THE INPUT:
══════════════════════════════
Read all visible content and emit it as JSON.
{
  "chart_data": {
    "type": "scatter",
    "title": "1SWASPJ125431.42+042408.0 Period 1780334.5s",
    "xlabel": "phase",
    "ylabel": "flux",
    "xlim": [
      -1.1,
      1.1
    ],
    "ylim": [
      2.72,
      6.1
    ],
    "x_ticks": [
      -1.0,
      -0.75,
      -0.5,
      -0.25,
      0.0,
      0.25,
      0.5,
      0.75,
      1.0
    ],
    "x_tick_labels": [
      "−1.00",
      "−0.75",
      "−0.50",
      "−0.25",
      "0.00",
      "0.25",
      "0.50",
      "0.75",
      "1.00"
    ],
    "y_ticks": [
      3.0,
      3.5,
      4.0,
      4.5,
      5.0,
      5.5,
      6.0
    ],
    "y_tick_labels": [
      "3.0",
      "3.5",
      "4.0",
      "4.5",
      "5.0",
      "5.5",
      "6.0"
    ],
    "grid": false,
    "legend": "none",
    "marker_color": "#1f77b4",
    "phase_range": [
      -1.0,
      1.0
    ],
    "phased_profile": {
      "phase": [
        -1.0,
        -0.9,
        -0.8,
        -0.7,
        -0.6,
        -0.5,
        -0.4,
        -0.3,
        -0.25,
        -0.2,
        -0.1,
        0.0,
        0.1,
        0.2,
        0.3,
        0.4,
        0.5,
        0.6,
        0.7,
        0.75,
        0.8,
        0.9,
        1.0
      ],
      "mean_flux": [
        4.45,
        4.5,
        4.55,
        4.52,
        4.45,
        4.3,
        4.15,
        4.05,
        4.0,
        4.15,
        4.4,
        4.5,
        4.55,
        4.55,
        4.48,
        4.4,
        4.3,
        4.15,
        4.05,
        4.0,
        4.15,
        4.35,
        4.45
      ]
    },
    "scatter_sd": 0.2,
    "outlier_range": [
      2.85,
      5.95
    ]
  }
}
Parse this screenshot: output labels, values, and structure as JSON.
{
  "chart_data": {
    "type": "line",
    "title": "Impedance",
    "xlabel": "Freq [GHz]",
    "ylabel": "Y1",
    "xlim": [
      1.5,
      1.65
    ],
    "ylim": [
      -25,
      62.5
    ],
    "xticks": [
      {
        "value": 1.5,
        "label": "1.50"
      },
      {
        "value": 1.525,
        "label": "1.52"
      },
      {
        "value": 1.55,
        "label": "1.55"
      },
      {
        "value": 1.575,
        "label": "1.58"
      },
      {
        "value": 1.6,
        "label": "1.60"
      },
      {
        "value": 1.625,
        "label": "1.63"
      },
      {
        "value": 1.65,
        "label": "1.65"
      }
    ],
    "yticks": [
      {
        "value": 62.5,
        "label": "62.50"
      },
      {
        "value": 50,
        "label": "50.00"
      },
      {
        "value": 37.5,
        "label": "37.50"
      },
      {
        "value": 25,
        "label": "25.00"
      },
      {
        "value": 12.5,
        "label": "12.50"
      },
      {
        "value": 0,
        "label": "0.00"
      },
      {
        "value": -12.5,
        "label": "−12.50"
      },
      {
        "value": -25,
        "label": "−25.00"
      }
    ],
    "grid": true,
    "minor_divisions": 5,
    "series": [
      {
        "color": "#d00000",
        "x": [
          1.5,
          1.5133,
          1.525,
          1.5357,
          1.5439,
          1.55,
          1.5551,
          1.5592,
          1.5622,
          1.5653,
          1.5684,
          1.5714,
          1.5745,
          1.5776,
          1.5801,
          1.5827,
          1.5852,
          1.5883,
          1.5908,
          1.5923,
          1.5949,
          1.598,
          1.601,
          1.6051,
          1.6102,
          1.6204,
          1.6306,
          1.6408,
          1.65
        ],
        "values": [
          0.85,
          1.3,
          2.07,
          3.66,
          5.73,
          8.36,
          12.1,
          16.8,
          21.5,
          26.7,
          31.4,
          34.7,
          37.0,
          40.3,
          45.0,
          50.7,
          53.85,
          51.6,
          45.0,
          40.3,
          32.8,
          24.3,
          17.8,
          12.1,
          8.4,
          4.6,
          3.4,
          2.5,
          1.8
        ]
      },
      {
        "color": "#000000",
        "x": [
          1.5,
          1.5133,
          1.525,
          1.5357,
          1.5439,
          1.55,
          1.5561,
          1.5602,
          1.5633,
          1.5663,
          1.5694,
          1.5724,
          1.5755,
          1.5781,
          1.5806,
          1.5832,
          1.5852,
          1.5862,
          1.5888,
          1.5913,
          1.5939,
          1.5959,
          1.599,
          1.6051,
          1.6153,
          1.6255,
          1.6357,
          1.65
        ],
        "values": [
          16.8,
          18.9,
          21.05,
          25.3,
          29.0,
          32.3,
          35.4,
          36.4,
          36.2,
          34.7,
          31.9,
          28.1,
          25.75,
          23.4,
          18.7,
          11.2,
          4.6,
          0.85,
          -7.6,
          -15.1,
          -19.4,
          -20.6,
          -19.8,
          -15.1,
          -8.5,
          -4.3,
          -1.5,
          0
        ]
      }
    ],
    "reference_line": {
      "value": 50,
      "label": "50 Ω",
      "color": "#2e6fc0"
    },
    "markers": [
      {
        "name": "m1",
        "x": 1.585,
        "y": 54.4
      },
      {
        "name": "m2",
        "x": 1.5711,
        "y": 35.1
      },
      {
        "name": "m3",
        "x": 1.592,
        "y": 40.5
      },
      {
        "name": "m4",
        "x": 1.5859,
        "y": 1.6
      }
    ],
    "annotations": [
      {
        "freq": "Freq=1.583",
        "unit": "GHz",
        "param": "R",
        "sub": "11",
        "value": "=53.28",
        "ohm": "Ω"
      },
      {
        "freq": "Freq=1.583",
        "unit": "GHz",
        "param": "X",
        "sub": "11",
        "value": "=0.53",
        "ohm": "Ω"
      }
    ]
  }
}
══════════════════════════════
REQUEST: Find the lines that include the string "JSON", then copy each of them.

RESULT FOR THIS EXERCISE:
Read all visible content and emit it as JSON.
Parse this screenshot: output labels, values, and structure as JSON.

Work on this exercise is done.